To do:
Lines containing the string "madeira" are to be counted; report the number and nothing more.

::: Data for processing

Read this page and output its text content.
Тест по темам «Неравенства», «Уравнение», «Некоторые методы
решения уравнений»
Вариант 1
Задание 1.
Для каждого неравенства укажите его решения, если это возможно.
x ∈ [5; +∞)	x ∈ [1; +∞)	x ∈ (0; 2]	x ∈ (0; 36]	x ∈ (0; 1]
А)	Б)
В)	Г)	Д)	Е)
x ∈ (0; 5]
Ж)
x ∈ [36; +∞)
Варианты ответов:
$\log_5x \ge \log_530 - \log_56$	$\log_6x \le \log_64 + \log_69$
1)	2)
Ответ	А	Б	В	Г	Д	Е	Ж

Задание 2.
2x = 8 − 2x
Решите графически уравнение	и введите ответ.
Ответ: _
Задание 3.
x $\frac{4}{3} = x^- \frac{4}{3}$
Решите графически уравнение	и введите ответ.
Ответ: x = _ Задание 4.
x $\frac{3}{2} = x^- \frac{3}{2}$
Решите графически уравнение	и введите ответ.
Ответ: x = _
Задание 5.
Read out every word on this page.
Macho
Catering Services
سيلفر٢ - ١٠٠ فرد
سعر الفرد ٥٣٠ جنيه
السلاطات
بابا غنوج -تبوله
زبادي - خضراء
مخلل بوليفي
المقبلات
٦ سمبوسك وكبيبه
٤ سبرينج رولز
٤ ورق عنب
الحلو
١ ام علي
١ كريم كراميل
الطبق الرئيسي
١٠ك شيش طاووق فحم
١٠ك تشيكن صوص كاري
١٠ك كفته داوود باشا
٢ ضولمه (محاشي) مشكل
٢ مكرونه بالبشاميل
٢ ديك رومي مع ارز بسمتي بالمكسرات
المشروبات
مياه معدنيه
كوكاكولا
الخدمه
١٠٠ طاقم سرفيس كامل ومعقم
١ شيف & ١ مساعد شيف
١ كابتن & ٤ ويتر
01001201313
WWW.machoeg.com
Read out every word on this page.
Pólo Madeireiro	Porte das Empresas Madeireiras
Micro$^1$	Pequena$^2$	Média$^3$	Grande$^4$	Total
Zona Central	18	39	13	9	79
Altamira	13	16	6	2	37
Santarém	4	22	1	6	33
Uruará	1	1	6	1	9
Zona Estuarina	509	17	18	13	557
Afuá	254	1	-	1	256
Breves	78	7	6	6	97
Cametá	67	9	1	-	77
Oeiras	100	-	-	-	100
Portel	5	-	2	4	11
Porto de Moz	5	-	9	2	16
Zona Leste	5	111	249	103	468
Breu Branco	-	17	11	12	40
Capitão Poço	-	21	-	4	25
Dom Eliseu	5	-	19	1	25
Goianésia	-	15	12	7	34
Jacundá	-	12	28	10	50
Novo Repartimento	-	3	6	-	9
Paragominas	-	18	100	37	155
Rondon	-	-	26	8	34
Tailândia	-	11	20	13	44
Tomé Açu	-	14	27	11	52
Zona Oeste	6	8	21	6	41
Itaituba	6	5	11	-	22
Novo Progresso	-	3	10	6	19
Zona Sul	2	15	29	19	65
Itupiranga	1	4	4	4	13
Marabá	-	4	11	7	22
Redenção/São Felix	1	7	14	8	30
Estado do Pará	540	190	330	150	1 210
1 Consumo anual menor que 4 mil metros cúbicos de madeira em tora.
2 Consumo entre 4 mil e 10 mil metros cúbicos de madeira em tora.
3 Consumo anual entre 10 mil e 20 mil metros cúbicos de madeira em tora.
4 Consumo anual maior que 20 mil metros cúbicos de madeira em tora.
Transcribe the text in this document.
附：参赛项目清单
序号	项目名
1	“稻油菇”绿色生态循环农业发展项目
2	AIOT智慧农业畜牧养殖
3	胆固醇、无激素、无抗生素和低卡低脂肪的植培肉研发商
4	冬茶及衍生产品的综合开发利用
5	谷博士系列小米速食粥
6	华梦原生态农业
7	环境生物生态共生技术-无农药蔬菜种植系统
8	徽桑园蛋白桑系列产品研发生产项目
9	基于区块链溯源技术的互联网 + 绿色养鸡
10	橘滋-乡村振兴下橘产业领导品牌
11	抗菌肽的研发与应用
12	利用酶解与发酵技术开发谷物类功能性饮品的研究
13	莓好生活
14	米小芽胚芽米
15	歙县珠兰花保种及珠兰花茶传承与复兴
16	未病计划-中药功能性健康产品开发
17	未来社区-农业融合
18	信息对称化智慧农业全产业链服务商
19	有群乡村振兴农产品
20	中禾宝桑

::::::

Task output:
4